What is asked
Read through the data and report every line in which the word "type" occurs.

Data for this task
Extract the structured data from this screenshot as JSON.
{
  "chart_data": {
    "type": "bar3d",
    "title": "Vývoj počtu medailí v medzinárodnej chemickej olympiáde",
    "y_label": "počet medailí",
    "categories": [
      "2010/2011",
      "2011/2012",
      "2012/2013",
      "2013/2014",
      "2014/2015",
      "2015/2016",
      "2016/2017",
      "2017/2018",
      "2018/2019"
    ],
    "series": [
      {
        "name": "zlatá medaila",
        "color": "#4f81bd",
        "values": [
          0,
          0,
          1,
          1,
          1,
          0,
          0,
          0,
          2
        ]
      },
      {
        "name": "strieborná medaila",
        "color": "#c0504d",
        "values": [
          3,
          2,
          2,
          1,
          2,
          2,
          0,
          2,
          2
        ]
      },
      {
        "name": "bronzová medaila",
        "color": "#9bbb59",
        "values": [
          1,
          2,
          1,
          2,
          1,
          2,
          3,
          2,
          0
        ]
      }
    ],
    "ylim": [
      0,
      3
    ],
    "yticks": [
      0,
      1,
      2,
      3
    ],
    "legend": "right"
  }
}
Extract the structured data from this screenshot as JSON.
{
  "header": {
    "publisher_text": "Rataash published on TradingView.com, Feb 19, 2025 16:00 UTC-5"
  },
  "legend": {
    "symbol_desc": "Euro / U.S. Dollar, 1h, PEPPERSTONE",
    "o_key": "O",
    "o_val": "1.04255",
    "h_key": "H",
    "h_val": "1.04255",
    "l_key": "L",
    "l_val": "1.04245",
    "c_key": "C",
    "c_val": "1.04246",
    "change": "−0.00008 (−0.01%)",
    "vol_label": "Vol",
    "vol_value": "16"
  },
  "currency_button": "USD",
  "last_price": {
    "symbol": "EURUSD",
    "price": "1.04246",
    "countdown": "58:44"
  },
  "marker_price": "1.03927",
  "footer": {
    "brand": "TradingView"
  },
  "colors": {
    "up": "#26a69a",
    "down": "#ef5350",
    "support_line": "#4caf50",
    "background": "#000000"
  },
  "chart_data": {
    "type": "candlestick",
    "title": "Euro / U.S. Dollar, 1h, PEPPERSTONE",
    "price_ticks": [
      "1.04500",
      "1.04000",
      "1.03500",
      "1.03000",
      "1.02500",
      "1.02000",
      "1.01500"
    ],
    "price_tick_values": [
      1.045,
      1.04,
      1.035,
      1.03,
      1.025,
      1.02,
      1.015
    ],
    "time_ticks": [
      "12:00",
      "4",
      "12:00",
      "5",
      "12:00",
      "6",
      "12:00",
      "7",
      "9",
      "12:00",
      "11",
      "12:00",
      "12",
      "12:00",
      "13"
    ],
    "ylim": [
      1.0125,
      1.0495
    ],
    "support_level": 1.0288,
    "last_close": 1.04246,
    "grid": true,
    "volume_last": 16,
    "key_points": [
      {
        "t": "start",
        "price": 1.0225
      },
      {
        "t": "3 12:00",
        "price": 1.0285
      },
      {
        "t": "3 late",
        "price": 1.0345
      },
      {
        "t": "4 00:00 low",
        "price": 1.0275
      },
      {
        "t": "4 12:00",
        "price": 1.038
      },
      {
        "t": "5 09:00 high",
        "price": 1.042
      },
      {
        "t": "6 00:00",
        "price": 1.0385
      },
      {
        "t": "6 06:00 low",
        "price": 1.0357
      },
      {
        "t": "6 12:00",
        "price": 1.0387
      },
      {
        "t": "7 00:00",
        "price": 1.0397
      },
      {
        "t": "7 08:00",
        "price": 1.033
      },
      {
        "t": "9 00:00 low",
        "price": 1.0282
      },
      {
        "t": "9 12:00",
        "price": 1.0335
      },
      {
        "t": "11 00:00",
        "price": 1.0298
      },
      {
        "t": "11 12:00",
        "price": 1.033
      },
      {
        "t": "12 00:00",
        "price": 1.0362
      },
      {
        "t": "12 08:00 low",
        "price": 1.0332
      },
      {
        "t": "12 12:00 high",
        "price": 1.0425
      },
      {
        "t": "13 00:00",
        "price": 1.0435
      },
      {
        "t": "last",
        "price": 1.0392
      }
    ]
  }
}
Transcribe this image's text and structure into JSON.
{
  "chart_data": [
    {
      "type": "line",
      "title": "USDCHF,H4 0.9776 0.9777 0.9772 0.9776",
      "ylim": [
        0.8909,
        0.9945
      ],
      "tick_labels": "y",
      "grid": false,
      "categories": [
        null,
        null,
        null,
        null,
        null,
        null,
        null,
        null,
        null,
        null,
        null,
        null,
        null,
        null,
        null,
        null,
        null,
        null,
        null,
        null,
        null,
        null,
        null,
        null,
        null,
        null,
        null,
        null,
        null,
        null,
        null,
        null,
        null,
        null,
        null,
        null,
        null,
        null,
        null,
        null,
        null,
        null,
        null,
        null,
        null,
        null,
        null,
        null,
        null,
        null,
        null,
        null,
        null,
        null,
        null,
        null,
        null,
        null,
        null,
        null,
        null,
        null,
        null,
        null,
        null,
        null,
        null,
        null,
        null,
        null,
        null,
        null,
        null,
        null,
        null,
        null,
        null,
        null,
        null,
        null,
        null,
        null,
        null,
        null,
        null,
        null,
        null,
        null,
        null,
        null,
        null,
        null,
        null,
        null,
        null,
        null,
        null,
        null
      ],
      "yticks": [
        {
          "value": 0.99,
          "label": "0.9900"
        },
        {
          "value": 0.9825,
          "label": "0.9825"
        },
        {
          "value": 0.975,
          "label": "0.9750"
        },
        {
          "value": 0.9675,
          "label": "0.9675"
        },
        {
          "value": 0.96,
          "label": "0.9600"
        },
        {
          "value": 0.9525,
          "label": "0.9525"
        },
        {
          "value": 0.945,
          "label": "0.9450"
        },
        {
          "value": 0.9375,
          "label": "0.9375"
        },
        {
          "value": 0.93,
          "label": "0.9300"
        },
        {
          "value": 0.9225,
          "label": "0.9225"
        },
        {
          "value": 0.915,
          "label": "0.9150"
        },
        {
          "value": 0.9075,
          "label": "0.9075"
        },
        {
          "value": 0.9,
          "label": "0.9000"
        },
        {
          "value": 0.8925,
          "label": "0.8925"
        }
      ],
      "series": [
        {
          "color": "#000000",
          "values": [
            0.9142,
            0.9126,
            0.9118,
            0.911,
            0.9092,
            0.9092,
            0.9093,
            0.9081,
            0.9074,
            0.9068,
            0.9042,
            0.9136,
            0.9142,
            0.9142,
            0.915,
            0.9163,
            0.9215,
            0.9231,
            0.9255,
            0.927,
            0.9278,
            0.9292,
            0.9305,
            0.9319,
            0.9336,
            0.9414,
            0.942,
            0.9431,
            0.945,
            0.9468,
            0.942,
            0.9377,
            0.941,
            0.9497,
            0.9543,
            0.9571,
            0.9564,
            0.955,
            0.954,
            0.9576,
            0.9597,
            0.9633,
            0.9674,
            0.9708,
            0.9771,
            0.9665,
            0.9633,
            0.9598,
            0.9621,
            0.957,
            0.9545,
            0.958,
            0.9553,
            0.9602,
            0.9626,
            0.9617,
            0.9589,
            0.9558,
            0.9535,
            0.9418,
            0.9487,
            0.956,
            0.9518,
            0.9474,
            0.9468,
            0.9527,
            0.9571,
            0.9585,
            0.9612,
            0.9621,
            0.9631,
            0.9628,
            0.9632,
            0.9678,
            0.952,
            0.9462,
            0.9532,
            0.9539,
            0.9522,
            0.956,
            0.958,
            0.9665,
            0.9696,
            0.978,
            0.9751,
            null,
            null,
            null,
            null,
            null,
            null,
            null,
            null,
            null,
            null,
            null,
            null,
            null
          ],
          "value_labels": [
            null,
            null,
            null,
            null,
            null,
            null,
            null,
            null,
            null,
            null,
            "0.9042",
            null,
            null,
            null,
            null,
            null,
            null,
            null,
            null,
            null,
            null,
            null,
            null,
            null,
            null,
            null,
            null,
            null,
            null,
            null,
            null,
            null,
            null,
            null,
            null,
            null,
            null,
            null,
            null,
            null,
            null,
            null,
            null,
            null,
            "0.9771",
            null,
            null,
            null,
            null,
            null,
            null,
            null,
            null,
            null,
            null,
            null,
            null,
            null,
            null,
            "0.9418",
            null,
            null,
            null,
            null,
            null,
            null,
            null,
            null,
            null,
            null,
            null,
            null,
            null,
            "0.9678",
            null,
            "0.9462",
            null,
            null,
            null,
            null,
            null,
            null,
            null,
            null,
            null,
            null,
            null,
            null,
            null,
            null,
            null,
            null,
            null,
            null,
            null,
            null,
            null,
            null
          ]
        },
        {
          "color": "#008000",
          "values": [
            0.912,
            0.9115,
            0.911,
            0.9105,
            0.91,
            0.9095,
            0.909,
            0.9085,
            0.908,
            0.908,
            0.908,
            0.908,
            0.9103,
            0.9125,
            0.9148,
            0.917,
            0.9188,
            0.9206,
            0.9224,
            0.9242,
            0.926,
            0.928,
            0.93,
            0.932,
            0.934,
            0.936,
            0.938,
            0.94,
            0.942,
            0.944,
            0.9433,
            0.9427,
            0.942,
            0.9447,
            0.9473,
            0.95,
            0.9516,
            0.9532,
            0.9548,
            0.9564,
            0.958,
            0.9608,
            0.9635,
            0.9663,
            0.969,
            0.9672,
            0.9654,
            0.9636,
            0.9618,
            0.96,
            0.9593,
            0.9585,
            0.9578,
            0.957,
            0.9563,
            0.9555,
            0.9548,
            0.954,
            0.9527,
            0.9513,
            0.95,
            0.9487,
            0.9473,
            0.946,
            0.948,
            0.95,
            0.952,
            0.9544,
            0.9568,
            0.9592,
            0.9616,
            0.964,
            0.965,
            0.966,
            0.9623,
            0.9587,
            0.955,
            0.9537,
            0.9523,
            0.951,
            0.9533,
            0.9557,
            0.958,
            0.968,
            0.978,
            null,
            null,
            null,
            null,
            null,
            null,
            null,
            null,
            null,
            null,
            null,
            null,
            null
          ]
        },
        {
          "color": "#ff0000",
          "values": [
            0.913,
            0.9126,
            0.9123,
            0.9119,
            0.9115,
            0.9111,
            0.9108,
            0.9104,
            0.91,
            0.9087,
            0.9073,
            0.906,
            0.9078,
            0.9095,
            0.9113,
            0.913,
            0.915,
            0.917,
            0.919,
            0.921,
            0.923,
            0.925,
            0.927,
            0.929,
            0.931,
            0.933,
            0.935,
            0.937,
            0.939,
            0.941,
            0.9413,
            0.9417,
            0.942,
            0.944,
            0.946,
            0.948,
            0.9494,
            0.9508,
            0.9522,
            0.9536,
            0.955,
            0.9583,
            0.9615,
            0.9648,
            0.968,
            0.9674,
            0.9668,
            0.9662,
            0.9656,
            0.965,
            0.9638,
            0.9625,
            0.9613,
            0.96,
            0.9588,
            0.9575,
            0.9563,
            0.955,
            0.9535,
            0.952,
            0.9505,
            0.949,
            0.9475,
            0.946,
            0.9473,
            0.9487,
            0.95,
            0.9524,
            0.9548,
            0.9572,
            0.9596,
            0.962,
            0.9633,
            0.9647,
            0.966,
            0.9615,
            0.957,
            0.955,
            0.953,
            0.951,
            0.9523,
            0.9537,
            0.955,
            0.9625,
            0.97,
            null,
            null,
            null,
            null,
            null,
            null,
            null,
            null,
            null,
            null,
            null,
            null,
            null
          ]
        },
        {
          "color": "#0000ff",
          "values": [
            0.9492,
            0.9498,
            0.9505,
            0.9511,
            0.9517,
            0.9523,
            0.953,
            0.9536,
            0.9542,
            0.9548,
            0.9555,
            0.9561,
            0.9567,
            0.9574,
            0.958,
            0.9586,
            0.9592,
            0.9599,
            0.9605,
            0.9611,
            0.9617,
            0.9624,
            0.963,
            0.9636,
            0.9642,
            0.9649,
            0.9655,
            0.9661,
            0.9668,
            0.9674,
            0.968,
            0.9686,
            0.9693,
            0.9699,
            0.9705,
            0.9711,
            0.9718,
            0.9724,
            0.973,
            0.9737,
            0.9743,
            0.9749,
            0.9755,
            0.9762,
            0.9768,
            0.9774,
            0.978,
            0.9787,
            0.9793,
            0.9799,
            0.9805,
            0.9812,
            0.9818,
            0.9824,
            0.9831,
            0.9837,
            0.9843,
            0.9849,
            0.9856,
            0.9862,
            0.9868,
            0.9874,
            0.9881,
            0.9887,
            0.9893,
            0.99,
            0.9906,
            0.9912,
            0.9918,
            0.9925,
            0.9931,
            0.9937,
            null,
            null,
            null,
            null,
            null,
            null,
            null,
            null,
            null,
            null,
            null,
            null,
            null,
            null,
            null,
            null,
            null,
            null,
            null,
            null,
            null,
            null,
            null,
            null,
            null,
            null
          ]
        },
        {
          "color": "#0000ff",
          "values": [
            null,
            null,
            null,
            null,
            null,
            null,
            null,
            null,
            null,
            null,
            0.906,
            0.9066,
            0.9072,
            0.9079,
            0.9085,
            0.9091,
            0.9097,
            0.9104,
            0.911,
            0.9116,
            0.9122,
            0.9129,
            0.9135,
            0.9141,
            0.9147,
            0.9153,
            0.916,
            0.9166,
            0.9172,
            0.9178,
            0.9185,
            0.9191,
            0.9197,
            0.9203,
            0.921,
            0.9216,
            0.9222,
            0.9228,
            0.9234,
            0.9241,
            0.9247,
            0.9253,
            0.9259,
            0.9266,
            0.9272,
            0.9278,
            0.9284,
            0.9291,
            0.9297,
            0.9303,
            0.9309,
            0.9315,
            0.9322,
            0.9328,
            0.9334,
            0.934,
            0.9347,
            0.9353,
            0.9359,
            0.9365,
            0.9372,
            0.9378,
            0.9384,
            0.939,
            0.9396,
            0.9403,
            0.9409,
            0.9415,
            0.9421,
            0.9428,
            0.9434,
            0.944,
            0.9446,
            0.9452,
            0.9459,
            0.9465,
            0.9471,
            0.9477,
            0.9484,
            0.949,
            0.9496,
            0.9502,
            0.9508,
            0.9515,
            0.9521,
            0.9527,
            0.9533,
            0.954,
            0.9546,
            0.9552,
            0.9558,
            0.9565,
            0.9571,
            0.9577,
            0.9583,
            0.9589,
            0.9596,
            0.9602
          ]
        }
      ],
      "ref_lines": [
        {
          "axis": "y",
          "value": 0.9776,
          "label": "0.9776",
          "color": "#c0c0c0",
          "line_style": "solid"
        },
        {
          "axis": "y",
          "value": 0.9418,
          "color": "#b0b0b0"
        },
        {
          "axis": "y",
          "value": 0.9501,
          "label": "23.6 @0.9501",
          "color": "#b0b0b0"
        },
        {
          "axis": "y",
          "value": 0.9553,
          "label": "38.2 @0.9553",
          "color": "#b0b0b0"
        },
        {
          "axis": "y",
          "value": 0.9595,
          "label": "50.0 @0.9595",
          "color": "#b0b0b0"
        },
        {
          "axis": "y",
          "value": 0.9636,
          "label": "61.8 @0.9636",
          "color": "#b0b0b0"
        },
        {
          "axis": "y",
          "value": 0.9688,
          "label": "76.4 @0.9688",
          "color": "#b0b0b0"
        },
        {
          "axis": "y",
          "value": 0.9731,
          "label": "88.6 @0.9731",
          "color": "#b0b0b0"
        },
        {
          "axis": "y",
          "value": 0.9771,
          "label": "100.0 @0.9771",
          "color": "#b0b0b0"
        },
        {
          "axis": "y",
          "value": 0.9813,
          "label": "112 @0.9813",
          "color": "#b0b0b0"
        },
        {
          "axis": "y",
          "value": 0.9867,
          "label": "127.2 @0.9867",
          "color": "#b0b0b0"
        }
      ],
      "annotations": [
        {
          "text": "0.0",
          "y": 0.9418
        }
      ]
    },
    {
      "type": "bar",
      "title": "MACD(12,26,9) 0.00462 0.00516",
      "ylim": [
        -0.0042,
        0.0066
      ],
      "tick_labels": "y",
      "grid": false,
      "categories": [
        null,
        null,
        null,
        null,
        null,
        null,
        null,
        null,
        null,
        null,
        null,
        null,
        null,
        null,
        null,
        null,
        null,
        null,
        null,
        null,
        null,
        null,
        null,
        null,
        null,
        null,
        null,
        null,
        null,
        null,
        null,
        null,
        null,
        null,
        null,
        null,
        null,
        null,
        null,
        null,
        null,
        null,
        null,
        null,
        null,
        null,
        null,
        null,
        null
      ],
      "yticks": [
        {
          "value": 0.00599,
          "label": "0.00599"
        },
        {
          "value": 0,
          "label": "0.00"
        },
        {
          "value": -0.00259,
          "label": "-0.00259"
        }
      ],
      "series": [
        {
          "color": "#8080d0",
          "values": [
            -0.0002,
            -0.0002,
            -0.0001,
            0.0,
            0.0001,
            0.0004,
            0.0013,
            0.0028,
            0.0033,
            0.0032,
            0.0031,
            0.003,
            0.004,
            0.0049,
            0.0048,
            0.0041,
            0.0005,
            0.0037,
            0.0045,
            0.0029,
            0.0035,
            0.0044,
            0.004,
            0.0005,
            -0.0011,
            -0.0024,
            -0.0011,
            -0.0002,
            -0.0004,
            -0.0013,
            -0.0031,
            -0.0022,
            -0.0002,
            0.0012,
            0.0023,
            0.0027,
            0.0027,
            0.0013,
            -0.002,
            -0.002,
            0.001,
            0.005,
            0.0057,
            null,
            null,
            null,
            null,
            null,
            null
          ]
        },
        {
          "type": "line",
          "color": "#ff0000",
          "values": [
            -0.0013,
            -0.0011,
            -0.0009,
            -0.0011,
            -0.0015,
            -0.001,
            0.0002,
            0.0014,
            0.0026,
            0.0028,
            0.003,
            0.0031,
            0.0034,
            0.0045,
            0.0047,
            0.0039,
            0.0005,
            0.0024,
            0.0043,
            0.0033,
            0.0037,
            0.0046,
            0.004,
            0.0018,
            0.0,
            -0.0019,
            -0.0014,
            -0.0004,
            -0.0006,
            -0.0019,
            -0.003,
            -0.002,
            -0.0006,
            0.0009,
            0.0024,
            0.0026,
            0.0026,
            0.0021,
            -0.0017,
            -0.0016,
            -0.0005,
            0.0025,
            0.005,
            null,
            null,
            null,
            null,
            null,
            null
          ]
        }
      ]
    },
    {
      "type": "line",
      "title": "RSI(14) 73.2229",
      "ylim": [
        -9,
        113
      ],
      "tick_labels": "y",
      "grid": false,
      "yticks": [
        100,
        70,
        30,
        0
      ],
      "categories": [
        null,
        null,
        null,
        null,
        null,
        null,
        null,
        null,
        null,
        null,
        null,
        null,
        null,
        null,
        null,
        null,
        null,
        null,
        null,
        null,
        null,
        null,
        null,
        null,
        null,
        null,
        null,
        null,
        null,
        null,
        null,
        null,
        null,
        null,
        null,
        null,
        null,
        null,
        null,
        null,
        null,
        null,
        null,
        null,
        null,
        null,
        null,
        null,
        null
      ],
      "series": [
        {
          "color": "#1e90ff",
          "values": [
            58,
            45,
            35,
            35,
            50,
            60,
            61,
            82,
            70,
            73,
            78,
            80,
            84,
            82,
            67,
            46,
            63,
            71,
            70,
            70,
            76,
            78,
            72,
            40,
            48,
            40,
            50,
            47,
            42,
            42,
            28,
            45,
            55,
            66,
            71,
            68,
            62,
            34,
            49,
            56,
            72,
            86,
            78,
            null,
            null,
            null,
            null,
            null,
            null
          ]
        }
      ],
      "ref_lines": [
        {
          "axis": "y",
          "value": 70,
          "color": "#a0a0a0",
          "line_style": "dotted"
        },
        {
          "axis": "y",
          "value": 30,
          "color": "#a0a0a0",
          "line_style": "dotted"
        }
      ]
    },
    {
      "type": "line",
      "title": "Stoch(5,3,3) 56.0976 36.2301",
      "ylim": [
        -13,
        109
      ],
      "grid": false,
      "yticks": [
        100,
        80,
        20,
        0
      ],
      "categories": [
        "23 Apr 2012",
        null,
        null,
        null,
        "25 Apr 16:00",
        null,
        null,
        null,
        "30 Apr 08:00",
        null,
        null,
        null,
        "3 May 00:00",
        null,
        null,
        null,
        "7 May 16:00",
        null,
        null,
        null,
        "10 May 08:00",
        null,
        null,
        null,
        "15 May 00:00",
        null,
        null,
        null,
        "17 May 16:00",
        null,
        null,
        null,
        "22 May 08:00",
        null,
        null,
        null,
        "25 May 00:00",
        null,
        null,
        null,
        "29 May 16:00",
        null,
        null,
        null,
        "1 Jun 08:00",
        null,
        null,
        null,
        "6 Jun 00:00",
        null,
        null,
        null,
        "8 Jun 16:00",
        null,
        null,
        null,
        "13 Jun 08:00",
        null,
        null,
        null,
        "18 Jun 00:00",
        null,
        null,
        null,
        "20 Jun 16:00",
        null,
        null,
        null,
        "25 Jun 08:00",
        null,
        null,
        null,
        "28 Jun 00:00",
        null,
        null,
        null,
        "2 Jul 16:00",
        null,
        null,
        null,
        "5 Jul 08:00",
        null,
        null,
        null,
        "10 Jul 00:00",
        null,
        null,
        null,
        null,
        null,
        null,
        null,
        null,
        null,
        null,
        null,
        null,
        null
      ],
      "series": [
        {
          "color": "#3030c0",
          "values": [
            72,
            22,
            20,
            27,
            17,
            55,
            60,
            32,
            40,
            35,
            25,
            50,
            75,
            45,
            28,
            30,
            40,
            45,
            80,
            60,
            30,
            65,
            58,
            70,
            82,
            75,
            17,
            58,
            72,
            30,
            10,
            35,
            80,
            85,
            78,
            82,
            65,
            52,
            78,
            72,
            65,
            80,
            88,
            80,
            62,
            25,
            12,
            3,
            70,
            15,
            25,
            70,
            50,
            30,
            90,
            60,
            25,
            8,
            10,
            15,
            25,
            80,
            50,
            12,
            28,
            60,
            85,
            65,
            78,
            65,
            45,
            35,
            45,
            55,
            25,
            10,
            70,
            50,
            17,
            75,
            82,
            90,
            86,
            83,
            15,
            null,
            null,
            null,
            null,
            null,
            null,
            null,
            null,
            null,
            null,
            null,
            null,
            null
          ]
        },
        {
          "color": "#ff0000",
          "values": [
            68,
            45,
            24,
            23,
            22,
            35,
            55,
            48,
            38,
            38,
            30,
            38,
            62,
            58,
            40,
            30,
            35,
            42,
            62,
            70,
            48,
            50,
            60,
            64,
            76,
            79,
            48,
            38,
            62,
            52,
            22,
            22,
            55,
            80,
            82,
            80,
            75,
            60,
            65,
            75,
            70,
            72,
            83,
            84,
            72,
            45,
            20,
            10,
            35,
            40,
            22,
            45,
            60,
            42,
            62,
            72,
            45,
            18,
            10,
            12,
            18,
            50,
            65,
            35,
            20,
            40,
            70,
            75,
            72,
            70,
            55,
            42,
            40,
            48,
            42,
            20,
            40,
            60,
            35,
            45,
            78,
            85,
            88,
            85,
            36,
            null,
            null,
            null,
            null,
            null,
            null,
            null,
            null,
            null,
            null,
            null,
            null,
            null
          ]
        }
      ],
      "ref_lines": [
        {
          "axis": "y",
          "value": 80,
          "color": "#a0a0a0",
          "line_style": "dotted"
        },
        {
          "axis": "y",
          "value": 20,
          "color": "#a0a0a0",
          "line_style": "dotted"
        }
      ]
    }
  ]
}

Full solution
    "type": "bar3d",
    "type": "candlestick",
      "type": "line",
      "type": "bar",
          "type": "line",
      "type": "line",
      "type": "line",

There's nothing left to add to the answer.